What to do
Your task is to print the material below exactly as presented.

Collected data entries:

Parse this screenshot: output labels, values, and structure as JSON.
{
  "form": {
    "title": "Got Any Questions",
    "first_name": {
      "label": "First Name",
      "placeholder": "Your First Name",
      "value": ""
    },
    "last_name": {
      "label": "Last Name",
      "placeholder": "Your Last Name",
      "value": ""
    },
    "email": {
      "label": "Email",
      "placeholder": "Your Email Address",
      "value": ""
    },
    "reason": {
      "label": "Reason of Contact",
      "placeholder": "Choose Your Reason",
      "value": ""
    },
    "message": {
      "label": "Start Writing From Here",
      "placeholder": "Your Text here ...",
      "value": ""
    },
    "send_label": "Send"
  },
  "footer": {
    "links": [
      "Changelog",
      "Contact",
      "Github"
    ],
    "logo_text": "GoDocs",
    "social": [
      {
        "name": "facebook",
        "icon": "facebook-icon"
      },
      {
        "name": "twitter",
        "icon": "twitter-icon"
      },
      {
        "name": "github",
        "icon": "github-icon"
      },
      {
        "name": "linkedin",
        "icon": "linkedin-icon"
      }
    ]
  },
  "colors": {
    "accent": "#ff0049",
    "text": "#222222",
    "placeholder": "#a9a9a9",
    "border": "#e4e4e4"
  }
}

Exercise output
Parse this screenshot: output labels, values, and structure as JSON.
{
  "form": {
    "title": "Got Any Questions",
    "first_name": {
      "label": "First Name",
      "placeholder": "Your First Name",
      "value": ""
    },
    "last_name": {
      "label": "Last Name",
      "placeholder": "Your Last Name",
      "value": ""
    },
    "email": {
      "label": "Email",
      "placeholder": "Your Email Address",
      "value": ""
    },
    "reason": {
      "label": "Reason of Contact",
      "placeholder": "Choose Your Reason",
      "value": ""
    },
    "message": {
      "label": "Start Writing From Here",
      "placeholder": "Your Text here ...",
      "value": ""
    },
    "send_label": "Send"
  },
  "footer": {
    "links": [
      "Changelog",
      "Contact",
      "Github"
    ],
    "logo_text": "GoDocs",
    "social": [
      {
        "name": "facebook",
        "icon": "facebook-icon"
      },
      {
        "name": "twitter",
        "icon": "twitter-icon"
      },
      {
        "name": "github",
        "icon": "github-icon"
      },
      {
        "name": "linkedin",
        "icon": "linkedin-icon"
      }
    ]
  },
  "colors": {
    "accent": "#ff0049",
    "text": "#222222",
    "placeholder": "#a9a9a9",
    "border": "#e4e4e4"
  }
}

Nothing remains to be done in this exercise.